[Data entries]
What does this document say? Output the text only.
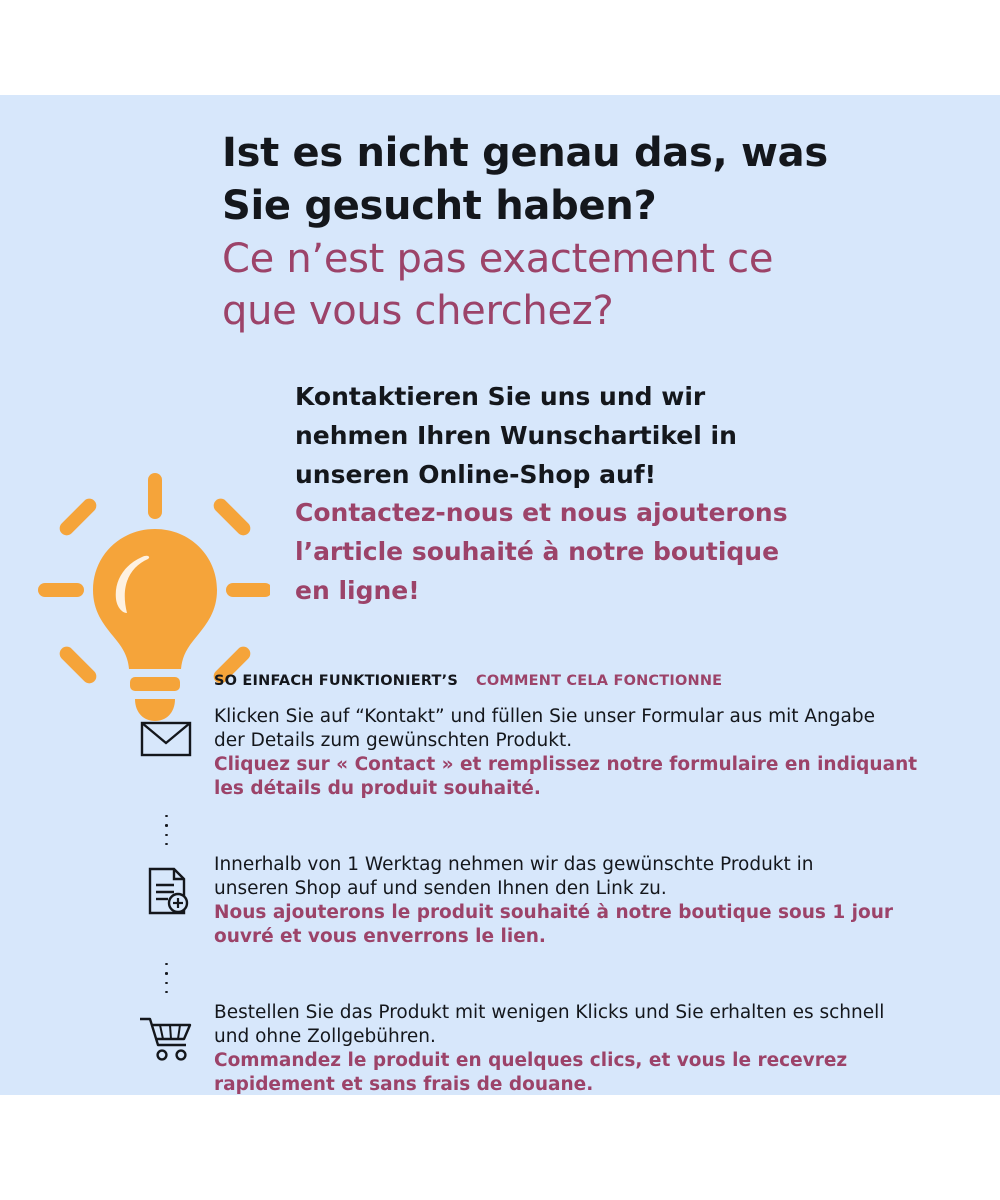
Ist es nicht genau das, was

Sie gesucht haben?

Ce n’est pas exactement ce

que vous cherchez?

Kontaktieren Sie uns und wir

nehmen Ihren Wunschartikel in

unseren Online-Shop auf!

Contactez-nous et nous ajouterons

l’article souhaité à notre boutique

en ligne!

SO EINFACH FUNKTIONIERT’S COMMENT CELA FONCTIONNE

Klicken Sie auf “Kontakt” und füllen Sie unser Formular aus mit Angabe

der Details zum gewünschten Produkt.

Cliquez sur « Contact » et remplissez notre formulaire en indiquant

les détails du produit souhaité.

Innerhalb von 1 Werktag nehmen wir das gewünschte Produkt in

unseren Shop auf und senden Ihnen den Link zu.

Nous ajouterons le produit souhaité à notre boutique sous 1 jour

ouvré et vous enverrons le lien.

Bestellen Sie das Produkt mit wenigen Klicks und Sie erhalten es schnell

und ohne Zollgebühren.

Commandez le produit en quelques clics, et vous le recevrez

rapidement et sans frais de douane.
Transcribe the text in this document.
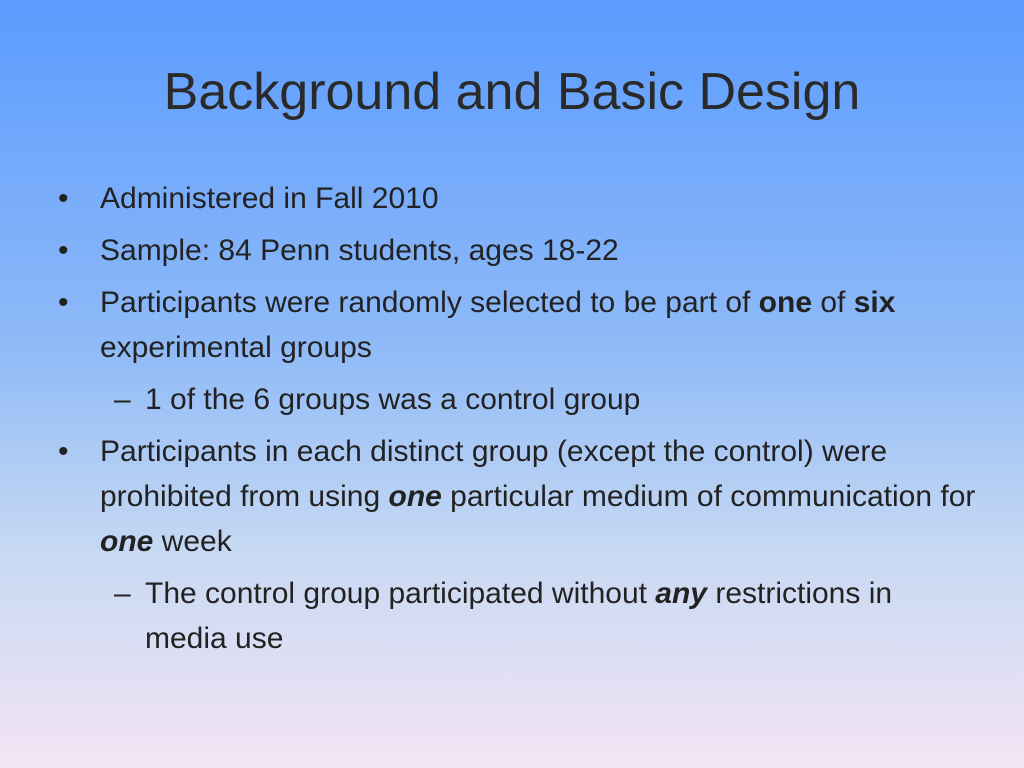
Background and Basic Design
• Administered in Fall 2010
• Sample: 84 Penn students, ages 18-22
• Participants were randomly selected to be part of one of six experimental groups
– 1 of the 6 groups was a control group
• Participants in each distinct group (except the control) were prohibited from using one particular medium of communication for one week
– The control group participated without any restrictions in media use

PROBLEM DESCRIPTION> Copy the listing exactly. Any image in it stays out of the copy.

THE COMPLETED TASK>
What does this document say? Output the text only.
Ist es nicht genau das, was

Sie gesucht haben?

Ce n’est pas exactement ce

que vous cherchez?

Kontaktieren Sie uns und wir

nehmen Ihren Wunschartikel in

unseren Online-Shop auf!

Contactez-nous et nous ajouterons

l’article souhaité à notre boutique

en ligne!

SO EINFACH FUNKTIONIERT’S COMMENT CELA FONCTIONNE

Klicken Sie auf “Kontakt” und füllen Sie unser Formular aus mit Angabe

der Details zum gewünschten Produkt.

Cliquez sur « Contact » et remplissez notre formulaire en indiquant

les détails du produit souhaité.

Innerhalb von 1 Werktag nehmen wir das gewünschte Produkt in

unseren Shop auf und senden Ihnen den Link zu.

Nous ajouterons le produit souhaité à notre boutique sous 1 jour

ouvré et vous enverrons le lien.

Bestellen Sie das Produkt mit wenigen Klicks und Sie erhalten es schnell

und ohne Zollgebühren.

Commandez le produit en quelques clics, et vous le recevrez

rapidement et sans frais de douane.
Transcribe the text in this document.
Background and Basic Design
• Administered in Fall 2010
• Sample: 84 Penn students, ages 18-22
• Participants were randomly selected to be part of one of six experimental groups
– 1 of the 6 groups was a control group
• Participants in each distinct group (except the control) were prohibited from using one particular medium of communication for one week
– The control group participated without any restrictions in media use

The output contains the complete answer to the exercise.